Collected data
--- BEGIN ---

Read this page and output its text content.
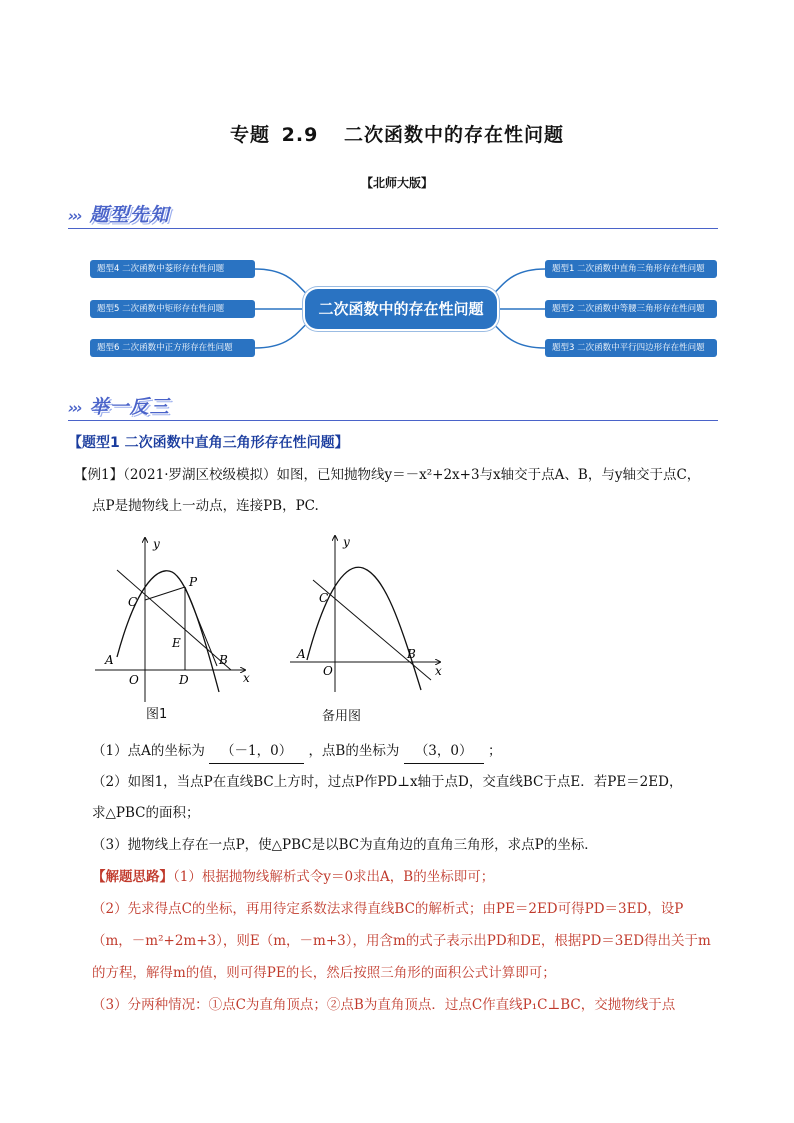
专题 2.9 二次函数中的存在性问题
【北师大版】
››› 题型先知
二次函数中的存在性问题
题型4 二次函数中菱形存在性问题
题型5 二次函数中矩形存在性问题
题型6 二次函数中正方形存在性问题
题型1 二次函数中直角三角形存在性问题
题型2 二次函数中等腰三角形存在性问题
题型3 二次函数中平行四边形存在性问题
››› 举一反三
【题型1 二次函数中直角三角形存在性问题】
【例1】（2021·罗湖区校级模拟）如图，已知抛物线y＝－x²+2x+3与x轴交于点A、B，与y轴交于点C，
点P是抛物线上一动点，连接PB，PC.
y
x
C
P
E
A	B
O	D
图1
y
x
C
A	B
O
备用图
（1）点A的坐标为 （－1，0） ，点B的坐标为 （3，0） ；
（2）如图1，当点P在直线BC上方时，过点P作PD⊥x轴于点D，交直线BC于点E．若PE＝2ED，
求△PBC的面积；
（3）抛物线上存在一点P，使△PBC是以BC为直角边的直角三角形，求点P的坐标．
【解题思路】（1）根据抛物线解析式令y＝0求出A，B的坐标即可；
（2）先求得点C的坐标，再用待定系数法求得直线BC的解析式；由PE＝2ED可得PD＝3ED，设P
（m，－m²+2m+3），则E（m，－m+3），用含m的式子表示出PD和DE，根据PD＝3ED得出关于m
的方程，解得m的值，则可得PE的长，然后按照三角形的面积公式计算即可；
（3）分两种情况：①点C为直角顶点；②点B为直角顶点．过点C作直线P₁C⊥BC，交抛物线于点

--- END ---

* [Exercise task]:
Reproduce the full listing above verbatim, with no pictures included.

* [Solution to the problem]:
Read this page and output its text content.
专题 2.9 二次函数中的存在性问题
【北师大版】
››› 题型先知
二次函数中的存在性问题
题型4 二次函数中菱形存在性问题
题型5 二次函数中矩形存在性问题
题型6 二次函数中正方形存在性问题
题型1 二次函数中直角三角形存在性问题
题型2 二次函数中等腰三角形存在性问题
题型3 二次函数中平行四边形存在性问题
››› 举一反三
【题型1 二次函数中直角三角形存在性问题】
【例1】（2021·罗湖区校级模拟）如图，已知抛物线y＝－x²+2x+3与x轴交于点A、B，与y轴交于点C，
点P是抛物线上一动点，连接PB，PC.
y
x
C
P
E
A	B
O	D
图1
y
x
C
A	B
O
备用图
（1）点A的坐标为 （－1，0） ，点B的坐标为 （3，0） ；
（2）如图1，当点P在直线BC上方时，过点P作PD⊥x轴于点D，交直线BC于点E．若PE＝2ED，
求△PBC的面积；
（3）抛物线上存在一点P，使△PBC是以BC为直角边的直角三角形，求点P的坐标．
【解题思路】（1）根据抛物线解析式令y＝0求出A，B的坐标即可；
（2）先求得点C的坐标，再用待定系数法求得直线BC的解析式；由PE＝2ED可得PD＝3ED，设P
（m，－m²+2m+3），则E（m，－m+3），用含m的式子表示出PD和DE，根据PD＝3ED得出关于m
的方程，解得m的值，则可得PE的长，然后按照三角形的面积公式计算即可；
（3）分两种情况：①点C为直角顶点；②点B为直角顶点．过点C作直线P₁C⊥BC，交抛物线于点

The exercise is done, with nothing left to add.